Aim >> Are you able to quote each entry exactly as written?

▬▬▬▬▬▬

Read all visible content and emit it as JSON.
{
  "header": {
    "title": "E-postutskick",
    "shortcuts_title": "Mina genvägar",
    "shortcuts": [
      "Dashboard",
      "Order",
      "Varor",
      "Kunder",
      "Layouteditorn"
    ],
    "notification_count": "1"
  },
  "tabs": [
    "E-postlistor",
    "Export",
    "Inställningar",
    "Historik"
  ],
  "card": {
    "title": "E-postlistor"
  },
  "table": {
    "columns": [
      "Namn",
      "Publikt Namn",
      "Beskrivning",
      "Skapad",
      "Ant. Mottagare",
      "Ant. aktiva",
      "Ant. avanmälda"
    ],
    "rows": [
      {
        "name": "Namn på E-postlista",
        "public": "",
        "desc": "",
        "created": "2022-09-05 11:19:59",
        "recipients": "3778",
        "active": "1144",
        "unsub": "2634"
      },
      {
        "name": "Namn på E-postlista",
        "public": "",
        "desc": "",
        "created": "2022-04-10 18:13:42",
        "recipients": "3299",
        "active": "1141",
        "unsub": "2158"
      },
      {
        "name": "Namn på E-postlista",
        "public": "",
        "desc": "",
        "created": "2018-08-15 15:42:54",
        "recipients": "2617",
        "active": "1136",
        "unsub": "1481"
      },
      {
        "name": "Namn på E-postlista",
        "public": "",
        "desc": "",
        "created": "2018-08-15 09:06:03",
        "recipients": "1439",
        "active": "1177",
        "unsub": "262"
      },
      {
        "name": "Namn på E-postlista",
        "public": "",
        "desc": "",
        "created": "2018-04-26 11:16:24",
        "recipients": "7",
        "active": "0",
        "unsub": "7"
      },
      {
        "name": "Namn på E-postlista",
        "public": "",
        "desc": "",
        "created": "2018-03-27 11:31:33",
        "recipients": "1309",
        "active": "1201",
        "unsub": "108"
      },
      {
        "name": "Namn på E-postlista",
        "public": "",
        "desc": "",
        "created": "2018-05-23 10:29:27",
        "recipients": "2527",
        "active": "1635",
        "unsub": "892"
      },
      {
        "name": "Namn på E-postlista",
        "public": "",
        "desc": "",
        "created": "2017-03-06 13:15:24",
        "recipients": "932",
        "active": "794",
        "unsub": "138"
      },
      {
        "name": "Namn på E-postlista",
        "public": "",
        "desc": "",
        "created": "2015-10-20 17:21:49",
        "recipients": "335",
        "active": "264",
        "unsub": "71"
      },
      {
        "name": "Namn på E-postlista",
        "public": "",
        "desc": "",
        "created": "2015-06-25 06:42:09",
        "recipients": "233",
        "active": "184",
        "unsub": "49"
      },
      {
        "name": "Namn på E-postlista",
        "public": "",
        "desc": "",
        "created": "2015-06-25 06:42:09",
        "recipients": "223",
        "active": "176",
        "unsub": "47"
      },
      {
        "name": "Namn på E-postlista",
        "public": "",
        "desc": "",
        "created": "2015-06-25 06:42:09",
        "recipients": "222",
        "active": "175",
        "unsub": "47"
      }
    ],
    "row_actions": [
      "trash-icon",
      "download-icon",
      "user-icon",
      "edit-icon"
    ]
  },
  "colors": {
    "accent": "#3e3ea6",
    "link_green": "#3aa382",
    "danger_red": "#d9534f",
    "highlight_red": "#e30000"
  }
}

▬▬▬▬▬▬

Exercise answer >>
Read all visible content and emit it as JSON.
{
  "header": {
    "title": "E-postutskick",
    "shortcuts_title": "Mina genvägar",
    "shortcuts": [
      "Dashboard",
      "Order",
      "Varor",
      "Kunder",
      "Layouteditorn"
    ],
    "notification_count": "1"
  },
  "tabs": [
    "E-postlistor",
    "Export",
    "Inställningar",
    "Historik"
  ],
  "card": {
    "title": "E-postlistor"
  },
  "table": {
    "columns": [
      "Namn",
      "Publikt Namn",
      "Beskrivning",
      "Skapad",
      "Ant. Mottagare",
      "Ant. aktiva",
      "Ant. avanmälda"
    ],
    "rows": [
      {
        "name": "Namn på E-postlista",
        "public": "",
        "desc": "",
        "created": "2022-09-05 11:19:59",
        "recipients": "3778",
        "active": "1144",
        "unsub": "2634"
      },
      {
        "name": "Namn på E-postlista",
        "public": "",
        "desc": "",
        "created": "2022-04-10 18:13:42",
        "recipients": "3299",
        "active": "1141",
        "unsub": "2158"
      },
      {
        "name": "Namn på E-postlista",
        "public": "",
        "desc": "",
        "created": "2018-08-15 15:42:54",
        "recipients": "2617",
        "active": "1136",
        "unsub": "1481"
      },
      {
        "name": "Namn på E-postlista",
        "public": "",
        "desc": "",
        "created": "2018-08-15 09:06:03",
        "recipients": "1439",
        "active": "1177",
        "unsub": "262"
      },
      {
        "name": "Namn på E-postlista",
        "public": "",
        "desc": "",
        "created": "2018-04-26 11:16:24",
        "recipients": "7",
        "active": "0",
        "unsub": "7"
      },
      {
        "name": "Namn på E-postlista",
        "public": "",
        "desc": "",
        "created": "2018-03-27 11:31:33",
        "recipients": "1309",
        "active": "1201",
        "unsub": "108"
      },
      {
        "name": "Namn på E-postlista",
        "public": "",
        "desc": "",
        "created": "2018-05-23 10:29:27",
        "recipients": "2527",
        "active": "1635",
        "unsub": "892"
      },
      {
        "name": "Namn på E-postlista",
        "public": "",
        "desc": "",
        "created": "2017-03-06 13:15:24",
        "recipients": "932",
        "active": "794",
        "unsub": "138"
      },
      {
        "name": "Namn på E-postlista",
        "public": "",
        "desc": "",
        "created": "2015-10-20 17:21:49",
        "recipients": "335",
        "active": "264",
        "unsub": "71"
      },
      {
        "name": "Namn på E-postlista",
        "public": "",
        "desc": "",
        "created": "2015-06-25 06:42:09",
        "recipients": "233",
        "active": "184",
        "unsub": "49"
      },
      {
        "name": "Namn på E-postlista",
        "public": "",
        "desc": "",
        "created": "2015-06-25 06:42:09",
        "recipients": "223",
        "active": "176",
        "unsub": "47"
      },
      {
        "name": "Namn på E-postlista",
        "public": "",
        "desc": "",
        "created": "2015-06-25 06:42:09",
        "recipients": "222",
        "active": "175",
        "unsub": "47"
      }
    ],
    "row_actions": [
      "trash-icon",
      "download-icon",
      "user-icon",
      "edit-icon"
    ]
  },
  "colors": {
    "accent": "#3e3ea6",
    "link_green": "#3aa382",
    "danger_red": "#d9534f",
    "highlight_red": "#e30000"
  }
}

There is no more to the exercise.